Would you quote the material below in full and unchanged?

===== Records supplied =====

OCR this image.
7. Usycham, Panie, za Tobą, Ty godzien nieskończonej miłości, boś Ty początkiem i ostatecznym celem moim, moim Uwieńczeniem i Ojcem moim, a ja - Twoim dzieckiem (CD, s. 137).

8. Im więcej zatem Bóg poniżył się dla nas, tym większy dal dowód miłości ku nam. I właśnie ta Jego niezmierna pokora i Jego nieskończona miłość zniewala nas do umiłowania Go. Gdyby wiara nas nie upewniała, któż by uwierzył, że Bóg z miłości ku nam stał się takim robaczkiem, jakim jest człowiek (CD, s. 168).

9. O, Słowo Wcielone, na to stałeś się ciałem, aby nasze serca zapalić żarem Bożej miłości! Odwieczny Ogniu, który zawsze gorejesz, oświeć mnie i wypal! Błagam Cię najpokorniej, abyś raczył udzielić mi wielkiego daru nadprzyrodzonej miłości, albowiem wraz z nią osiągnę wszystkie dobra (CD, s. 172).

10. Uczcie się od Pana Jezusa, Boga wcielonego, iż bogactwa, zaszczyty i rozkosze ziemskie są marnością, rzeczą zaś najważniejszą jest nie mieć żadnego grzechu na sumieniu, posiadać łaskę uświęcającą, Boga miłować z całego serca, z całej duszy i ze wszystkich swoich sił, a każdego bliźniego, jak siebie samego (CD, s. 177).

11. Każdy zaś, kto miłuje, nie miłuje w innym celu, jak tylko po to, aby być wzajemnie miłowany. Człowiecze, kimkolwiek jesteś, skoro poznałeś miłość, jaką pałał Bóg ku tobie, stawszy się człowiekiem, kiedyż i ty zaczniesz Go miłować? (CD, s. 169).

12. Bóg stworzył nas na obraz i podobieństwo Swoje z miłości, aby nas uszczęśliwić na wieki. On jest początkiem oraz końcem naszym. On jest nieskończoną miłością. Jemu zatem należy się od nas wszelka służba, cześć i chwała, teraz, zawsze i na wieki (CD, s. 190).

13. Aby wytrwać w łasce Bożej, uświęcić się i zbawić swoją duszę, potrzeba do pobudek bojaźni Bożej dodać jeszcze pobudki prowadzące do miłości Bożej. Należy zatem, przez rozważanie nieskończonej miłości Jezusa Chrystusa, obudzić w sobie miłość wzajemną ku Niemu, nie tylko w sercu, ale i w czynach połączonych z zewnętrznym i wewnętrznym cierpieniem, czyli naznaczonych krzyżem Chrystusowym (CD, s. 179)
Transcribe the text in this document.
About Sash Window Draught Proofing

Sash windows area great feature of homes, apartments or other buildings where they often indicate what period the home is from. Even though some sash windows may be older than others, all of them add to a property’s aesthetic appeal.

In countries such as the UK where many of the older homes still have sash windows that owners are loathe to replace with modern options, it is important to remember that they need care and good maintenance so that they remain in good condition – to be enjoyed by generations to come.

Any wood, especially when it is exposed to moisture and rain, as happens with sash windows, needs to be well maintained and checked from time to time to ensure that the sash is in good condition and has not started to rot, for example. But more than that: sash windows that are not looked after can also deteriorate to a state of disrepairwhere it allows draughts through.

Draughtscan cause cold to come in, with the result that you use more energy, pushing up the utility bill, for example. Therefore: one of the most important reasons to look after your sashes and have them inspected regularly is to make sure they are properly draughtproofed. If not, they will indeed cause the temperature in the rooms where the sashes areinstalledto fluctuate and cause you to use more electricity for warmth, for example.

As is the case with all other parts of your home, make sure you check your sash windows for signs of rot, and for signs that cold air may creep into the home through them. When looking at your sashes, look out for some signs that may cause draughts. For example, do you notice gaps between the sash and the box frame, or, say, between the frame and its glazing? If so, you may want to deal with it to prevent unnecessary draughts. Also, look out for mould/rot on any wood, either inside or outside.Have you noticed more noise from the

=====

• Task result
OCR this image.
7. Usycham, Panie, za Tobą, Ty godzien nieskończonej miłości, boś Ty początkiem i ostatecznym celem moim, moim Uwieńczeniem i Ojcem moim, a ja - Twoim dzieckiem (CD, s. 137).

8. Im więcej zatem Bóg poniżył się dla nas, tym większy dal dowód miłości ku nam. I właśnie ta Jego niezmierna pokora i Jego nieskończona miłość zniewala nas do umiłowania Go. Gdyby wiara nas nie upewniała, któż by uwierzył, że Bóg z miłości ku nam stał się takim robaczkiem, jakim jest człowiek (CD, s. 168).

9. O, Słowo Wcielone, na to stałeś się ciałem, aby nasze serca zapalić żarem Bożej miłości! Odwieczny Ogniu, który zawsze gorejesz, oświeć mnie i wypal! Błagam Cię najpokorniej, abyś raczył udzielić mi wielkiego daru nadprzyrodzonej miłości, albowiem wraz z nią osiągnę wszystkie dobra (CD, s. 172).

10. Uczcie się od Pana Jezusa, Boga wcielonego, iż bogactwa, zaszczyty i rozkosze ziemskie są marnością, rzeczą zaś najważniejszą jest nie mieć żadnego grzechu na sumieniu, posiadać łaskę uświęcającą, Boga miłować z całego serca, z całej duszy i ze wszystkich swoich sił, a każdego bliźniego, jak siebie samego (CD, s. 177).

11. Każdy zaś, kto miłuje, nie miłuje w innym celu, jak tylko po to, aby być wzajemnie miłowany. Człowiecze, kimkolwiek jesteś, skoro poznałeś miłość, jaką pałał Bóg ku tobie, stawszy się człowiekiem, kiedyż i ty zaczniesz Go miłować? (CD, s. 169).

12. Bóg stworzył nas na obraz i podobieństwo Swoje z miłości, aby nas uszczęśliwić na wieki. On jest początkiem oraz końcem naszym. On jest nieskończoną miłością. Jemu zatem należy się od nas wszelka służba, cześć i chwała, teraz, zawsze i na wieki (CD, s. 190).

13. Aby wytrwać w łasce Bożej, uświęcić się i zbawić swoją duszę, potrzeba do pobudek bojaźni Bożej dodać jeszcze pobudki prowadzące do miłości Bożej. Należy zatem, przez rozważanie nieskończonej miłości Jezusa Chrystusa, obudzić w sobie miłość wzajemną ku Niemu, nie tylko w sercu, ale i w czynach połączonych z zewnętrznym i wewnętrznym cierpieniem, czyli naznaczonych krzyżem Chrystusowym (CD, s. 179)
Transcribe the text in this document.
About Sash Window Draught Proofing

Sash windows area great feature of homes, apartments or other buildings where they often indicate what period the home is from. Even though some sash windows may be older than others, all of them add to a property’s aesthetic appeal.

In countries such as the UK where many of the older homes still have sash windows that owners are loathe to replace with modern options, it is important to remember that they need care and good maintenance so that they remain in good condition – to be enjoyed by generations to come.

Any wood, especially when it is exposed to moisture and rain, as happens with sash windows, needs to be well maintained and checked from time to time to ensure that the sash is in good condition and has not started to rot, for example. But more than that: sash windows that are not looked after can also deteriorate to a state of disrepairwhere it allows draughts through.

Draughtscan cause cold to come in, with the result that you use more energy, pushing up the utility bill, for example. Therefore: one of the most important reasons to look after your sashes and have them inspected regularly is to make sure they are properly draughtproofed. If not, they will indeed cause the temperature in the rooms where the sashes areinstalledto fluctuate and cause you to use more electricity for warmth, for example.

As is the case with all other parts of your home, make sure you check your sash windows for signs of rot, and for signs that cold air may creep into the home through them. When looking at your sashes, look out for some signs that may cause draughts. For example, do you notice gaps between the sash and the box frame, or, say, between the frame and its glazing? If so, you may want to deal with it to prevent unnecessary draughts. Also, look out for mould/rot on any wood, either inside or outside.Have you noticed more noise from the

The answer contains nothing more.